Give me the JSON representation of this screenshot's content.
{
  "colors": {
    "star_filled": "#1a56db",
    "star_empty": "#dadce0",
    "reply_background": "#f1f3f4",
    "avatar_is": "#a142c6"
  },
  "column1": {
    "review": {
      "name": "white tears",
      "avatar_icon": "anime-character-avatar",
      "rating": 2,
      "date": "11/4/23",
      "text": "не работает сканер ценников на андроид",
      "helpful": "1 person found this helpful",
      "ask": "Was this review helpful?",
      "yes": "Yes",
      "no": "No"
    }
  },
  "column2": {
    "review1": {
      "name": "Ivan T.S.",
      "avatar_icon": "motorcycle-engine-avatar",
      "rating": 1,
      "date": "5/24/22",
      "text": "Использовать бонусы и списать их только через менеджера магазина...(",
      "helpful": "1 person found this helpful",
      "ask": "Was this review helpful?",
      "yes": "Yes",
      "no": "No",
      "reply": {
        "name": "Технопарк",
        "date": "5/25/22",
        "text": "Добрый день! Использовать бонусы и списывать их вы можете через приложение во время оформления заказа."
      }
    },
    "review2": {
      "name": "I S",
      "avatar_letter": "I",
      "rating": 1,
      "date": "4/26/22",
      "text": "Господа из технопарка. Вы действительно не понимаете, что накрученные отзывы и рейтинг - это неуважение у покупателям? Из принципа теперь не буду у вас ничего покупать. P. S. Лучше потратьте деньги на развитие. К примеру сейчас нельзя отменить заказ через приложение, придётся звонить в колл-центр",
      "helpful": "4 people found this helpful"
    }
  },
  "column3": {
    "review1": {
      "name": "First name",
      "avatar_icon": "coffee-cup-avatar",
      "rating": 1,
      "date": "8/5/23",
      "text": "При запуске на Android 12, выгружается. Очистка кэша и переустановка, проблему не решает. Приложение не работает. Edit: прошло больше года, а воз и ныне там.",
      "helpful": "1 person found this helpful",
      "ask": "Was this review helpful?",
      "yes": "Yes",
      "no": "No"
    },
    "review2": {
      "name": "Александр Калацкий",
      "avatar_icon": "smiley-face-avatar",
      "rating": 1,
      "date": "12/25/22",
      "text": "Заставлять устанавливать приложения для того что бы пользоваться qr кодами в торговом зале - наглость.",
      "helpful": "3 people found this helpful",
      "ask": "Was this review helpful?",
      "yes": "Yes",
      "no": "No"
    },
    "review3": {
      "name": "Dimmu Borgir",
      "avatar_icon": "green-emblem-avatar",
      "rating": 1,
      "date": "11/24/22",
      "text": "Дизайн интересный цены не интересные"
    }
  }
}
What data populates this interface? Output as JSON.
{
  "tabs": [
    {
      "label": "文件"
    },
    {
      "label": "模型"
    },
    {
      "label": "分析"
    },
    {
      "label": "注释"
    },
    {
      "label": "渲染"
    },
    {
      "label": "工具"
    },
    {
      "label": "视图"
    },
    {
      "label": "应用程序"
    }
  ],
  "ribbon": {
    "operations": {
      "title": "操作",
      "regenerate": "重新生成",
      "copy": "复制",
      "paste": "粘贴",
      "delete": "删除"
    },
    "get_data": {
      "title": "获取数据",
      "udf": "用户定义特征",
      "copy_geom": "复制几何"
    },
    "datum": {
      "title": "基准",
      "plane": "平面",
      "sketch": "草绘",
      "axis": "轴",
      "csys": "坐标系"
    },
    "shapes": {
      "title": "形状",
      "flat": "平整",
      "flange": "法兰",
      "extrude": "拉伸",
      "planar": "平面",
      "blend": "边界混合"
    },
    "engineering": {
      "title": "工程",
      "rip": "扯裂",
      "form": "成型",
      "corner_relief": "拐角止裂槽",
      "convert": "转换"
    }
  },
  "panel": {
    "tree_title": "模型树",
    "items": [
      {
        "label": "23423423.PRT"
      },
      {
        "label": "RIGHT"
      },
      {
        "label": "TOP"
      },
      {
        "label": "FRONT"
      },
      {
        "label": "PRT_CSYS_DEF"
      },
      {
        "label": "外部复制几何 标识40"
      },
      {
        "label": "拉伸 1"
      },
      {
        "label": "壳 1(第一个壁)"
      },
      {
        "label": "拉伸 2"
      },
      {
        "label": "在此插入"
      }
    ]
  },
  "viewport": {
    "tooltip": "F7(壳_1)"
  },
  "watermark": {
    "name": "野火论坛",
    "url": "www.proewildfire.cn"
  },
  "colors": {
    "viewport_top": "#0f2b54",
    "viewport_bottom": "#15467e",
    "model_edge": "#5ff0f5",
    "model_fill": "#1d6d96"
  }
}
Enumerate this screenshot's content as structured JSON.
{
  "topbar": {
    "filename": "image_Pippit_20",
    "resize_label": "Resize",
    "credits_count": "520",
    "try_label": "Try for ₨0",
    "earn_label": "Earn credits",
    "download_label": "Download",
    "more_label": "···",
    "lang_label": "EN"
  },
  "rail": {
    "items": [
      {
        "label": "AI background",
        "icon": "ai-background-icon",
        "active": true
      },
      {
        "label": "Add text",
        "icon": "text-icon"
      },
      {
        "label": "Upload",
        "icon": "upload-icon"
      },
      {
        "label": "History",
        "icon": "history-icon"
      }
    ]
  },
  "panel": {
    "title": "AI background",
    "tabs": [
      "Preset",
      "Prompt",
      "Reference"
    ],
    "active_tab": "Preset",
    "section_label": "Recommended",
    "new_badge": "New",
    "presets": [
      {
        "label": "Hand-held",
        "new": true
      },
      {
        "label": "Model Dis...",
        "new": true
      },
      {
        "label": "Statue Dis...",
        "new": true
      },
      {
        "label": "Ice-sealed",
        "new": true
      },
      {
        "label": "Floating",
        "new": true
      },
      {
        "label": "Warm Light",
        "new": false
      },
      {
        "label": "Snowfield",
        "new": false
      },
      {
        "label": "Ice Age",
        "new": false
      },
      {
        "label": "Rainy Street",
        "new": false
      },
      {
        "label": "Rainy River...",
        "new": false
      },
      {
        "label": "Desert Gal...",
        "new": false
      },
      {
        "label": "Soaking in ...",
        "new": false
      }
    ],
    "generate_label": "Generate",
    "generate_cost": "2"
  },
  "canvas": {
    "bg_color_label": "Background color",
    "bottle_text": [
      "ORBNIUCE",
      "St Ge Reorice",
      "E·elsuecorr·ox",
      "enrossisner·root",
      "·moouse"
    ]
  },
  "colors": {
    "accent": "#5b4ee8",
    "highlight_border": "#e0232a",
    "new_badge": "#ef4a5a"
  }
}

•••••

### WHAT IS ASKED
Pull every line containing "content" out of the records.

### CORRECT RESULT
Give me the JSON representation of this screenshot's content.
Enumerate this screenshot's content as structured JSON.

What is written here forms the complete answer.